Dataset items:
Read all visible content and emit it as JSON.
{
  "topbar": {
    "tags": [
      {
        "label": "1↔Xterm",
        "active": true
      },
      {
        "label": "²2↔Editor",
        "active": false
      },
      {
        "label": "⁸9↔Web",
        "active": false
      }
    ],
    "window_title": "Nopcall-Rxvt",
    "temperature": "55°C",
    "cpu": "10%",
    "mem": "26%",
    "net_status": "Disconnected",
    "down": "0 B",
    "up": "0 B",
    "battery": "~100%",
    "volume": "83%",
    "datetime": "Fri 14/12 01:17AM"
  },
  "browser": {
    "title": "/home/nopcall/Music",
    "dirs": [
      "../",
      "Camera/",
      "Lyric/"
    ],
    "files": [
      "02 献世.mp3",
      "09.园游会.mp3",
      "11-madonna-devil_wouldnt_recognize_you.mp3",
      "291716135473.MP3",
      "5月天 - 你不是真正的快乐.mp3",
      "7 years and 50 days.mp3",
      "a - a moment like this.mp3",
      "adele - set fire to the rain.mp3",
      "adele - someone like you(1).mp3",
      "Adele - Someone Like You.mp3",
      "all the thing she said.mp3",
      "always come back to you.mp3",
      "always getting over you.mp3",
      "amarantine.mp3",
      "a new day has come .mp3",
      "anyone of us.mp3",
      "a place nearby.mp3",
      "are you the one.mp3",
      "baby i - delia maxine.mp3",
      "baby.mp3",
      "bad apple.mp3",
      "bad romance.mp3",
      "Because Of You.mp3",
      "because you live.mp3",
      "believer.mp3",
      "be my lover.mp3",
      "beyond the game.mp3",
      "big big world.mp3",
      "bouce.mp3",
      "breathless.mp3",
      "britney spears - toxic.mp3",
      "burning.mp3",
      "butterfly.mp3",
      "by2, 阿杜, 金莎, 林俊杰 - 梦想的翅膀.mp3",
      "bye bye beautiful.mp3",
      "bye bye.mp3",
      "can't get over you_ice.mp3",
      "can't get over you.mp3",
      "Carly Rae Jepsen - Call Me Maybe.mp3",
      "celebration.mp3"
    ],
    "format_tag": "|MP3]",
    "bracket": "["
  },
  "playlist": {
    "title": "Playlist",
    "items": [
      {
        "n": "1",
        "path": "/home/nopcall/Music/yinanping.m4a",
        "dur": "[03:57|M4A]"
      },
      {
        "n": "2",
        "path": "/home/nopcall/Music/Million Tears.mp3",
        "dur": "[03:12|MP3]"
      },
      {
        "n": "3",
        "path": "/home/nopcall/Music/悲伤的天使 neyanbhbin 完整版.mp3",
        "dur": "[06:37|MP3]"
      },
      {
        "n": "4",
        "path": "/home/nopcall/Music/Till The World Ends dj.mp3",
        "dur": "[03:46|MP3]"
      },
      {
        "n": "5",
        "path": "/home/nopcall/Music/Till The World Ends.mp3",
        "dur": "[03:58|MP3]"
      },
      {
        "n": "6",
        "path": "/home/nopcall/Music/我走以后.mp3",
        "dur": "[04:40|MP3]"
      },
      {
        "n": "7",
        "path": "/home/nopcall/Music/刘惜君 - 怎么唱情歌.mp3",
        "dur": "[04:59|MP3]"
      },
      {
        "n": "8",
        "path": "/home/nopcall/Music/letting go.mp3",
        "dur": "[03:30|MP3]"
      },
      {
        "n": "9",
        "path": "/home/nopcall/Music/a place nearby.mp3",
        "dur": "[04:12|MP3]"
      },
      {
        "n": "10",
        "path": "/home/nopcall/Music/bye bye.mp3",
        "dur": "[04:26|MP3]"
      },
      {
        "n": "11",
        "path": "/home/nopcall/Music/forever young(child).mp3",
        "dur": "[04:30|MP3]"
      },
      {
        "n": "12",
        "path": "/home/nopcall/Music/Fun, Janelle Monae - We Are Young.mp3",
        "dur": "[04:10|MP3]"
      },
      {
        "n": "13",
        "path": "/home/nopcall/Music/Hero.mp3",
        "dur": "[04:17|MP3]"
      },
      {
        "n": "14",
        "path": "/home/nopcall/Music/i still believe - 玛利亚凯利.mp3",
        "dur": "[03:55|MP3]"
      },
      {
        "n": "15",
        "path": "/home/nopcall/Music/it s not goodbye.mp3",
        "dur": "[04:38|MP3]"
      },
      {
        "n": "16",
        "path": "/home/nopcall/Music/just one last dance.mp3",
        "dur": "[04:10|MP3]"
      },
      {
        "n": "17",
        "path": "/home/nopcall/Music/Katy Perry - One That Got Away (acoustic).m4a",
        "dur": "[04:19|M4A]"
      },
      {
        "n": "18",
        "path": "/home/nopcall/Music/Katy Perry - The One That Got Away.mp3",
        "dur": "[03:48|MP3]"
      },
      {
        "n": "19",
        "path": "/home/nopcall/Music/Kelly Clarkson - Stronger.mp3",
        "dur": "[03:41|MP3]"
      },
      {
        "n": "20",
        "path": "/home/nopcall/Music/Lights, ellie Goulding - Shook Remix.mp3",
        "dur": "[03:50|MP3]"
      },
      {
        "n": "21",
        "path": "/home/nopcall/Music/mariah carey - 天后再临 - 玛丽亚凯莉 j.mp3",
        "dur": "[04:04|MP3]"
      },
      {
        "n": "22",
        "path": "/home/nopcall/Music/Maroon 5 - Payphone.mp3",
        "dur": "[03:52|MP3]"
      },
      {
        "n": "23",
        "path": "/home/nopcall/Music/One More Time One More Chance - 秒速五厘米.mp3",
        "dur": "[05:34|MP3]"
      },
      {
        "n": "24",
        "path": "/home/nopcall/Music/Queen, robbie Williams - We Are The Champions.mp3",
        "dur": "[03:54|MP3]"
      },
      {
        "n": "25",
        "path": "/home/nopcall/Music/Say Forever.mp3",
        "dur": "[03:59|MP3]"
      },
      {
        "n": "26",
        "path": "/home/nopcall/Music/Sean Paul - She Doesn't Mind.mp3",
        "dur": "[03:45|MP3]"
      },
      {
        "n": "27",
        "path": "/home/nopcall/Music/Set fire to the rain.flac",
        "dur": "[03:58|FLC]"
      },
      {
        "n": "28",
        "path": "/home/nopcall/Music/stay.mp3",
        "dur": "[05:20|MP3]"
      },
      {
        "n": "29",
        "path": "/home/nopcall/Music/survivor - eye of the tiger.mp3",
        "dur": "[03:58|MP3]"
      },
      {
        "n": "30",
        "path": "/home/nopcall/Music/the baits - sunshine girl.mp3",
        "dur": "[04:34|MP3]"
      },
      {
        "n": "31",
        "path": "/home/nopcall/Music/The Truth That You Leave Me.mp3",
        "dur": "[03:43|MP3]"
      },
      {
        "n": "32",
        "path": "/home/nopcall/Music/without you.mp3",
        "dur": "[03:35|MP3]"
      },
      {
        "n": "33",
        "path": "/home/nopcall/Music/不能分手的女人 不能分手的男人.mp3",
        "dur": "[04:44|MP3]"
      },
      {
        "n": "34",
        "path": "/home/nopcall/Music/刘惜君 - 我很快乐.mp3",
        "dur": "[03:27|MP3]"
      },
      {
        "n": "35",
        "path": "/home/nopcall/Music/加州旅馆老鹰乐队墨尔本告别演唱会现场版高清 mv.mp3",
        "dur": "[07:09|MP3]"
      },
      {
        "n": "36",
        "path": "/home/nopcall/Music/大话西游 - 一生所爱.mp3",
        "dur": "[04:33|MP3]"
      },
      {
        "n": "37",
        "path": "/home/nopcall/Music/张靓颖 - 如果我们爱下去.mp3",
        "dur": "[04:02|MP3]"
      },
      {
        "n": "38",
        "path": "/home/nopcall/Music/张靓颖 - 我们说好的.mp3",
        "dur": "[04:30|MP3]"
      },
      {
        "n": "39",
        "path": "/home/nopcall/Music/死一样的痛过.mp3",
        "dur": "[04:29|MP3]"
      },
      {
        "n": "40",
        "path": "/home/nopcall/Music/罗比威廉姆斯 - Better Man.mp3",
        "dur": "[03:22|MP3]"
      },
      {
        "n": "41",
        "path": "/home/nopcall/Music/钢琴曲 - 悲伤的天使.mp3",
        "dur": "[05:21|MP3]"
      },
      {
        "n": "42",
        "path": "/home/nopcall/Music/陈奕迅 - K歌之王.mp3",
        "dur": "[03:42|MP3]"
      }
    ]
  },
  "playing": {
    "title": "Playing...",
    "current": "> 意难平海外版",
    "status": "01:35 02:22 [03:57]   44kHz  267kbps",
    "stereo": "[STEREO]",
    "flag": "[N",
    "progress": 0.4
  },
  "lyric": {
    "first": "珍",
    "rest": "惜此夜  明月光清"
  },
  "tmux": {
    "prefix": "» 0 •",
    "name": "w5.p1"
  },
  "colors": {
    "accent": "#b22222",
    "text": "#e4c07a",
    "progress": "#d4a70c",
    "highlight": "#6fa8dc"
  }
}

WHAT IS NEEDED: Considering only the records above, state the number of lines that include the word "Ends", with nothing added.

EXERCISE ANSWER: 2